◆ Extracted records
•••••

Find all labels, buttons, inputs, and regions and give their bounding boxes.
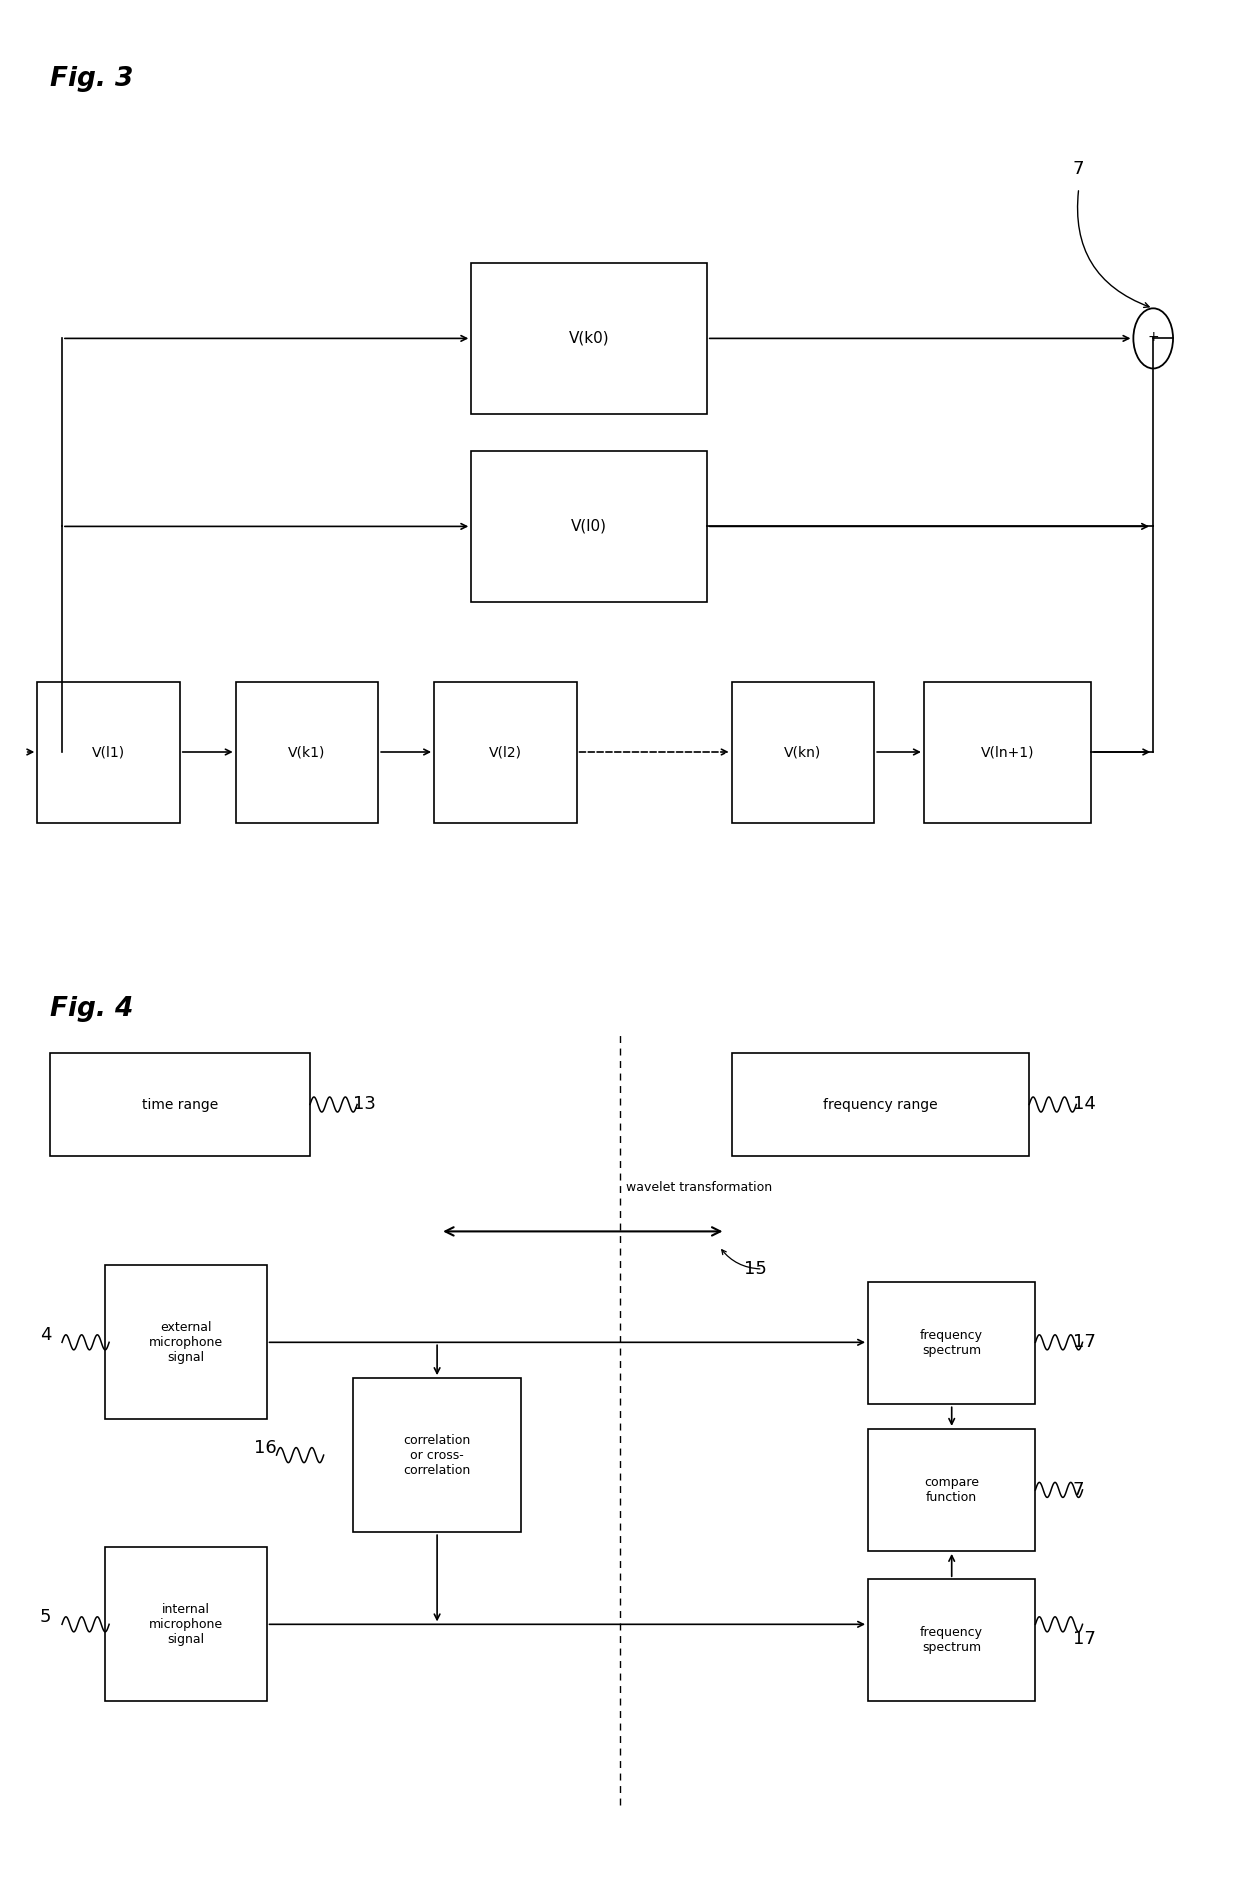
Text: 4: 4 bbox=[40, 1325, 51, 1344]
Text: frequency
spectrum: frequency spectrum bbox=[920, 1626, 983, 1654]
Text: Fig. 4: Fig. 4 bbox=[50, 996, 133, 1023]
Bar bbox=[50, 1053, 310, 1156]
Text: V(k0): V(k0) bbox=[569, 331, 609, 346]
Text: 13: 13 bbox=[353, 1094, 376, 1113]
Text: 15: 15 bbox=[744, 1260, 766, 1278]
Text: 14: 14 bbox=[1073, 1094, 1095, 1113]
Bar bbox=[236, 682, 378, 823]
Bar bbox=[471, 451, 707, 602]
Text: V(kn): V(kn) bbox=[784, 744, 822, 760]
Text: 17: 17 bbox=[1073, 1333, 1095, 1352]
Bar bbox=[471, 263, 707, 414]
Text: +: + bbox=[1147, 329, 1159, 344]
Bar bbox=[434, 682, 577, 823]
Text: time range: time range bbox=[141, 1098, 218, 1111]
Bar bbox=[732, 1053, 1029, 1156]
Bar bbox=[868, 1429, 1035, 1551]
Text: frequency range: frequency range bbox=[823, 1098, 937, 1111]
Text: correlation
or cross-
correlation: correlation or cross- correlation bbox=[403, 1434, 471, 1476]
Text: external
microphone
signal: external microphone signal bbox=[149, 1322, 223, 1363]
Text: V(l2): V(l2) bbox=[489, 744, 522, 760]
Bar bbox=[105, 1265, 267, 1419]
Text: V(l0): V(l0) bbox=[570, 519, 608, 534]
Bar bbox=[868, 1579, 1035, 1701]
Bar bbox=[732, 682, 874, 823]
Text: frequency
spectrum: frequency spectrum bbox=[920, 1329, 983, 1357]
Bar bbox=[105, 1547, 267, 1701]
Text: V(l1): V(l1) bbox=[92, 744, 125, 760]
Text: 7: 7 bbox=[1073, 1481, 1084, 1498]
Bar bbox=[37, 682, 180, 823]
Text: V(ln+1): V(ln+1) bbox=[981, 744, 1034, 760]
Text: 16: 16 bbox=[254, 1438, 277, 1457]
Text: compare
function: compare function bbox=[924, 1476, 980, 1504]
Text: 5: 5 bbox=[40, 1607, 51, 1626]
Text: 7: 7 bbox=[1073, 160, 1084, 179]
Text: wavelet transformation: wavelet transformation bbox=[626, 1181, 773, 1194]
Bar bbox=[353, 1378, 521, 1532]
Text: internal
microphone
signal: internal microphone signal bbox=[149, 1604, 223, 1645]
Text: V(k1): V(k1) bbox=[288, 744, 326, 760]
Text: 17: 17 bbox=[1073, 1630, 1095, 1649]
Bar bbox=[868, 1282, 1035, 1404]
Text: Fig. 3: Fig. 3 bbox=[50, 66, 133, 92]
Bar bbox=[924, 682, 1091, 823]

•••••

◆ EXERCISE OBJECTIVE
Reproduce the lines from the line with "Text: 4: 4 bbox=[40, 1325, 51, 1344]" up to and including the line with "Bar bbox=[105, 1265, 267, 1419]", renaming "time range" to "time window" and leaving everything else unchanged.

◆ TASK OUTPUT
Text: 4: 4 bbox=[40, 1325, 51, 1344]
Text: frequency
spectrum: frequency spectrum bbox=[920, 1626, 983, 1654]
Text: Fig. 4: Fig. 4 bbox=[50, 996, 133, 1023]
Bar bbox=[50, 1053, 310, 1156]
Text: V(k0): V(k0) bbox=[569, 331, 609, 346]
Text: 13: 13 bbox=[353, 1094, 376, 1113]
Text: 15: 15 bbox=[744, 1260, 766, 1278]
Text: 14: 14 bbox=[1073, 1094, 1095, 1113]
Bar bbox=[236, 682, 378, 823]
Bar bbox=[471, 451, 707, 602]
Text: V(kn): V(kn) bbox=[784, 744, 822, 760]
Text: 17: 17 bbox=[1073, 1333, 1095, 1352]
Bar bbox=[471, 263, 707, 414]
Text: +: + bbox=[1147, 329, 1159, 344]
Bar bbox=[434, 682, 577, 823]
Text: time window: time window bbox=[141, 1098, 218, 1111]
Bar bbox=[732, 1053, 1029, 1156]
Bar bbox=[868, 1429, 1035, 1551]
Text: frequency range: frequency range bbox=[823, 1098, 937, 1111]
Text: correlation
or cross-
correlation: correlation or cross- correlation bbox=[403, 1434, 471, 1476]
Text: external
microphone
signal: external microphone signal bbox=[149, 1322, 223, 1363]
Text: V(l2): V(l2) bbox=[489, 744, 522, 760]
Bar bbox=[105, 1265, 267, 1419]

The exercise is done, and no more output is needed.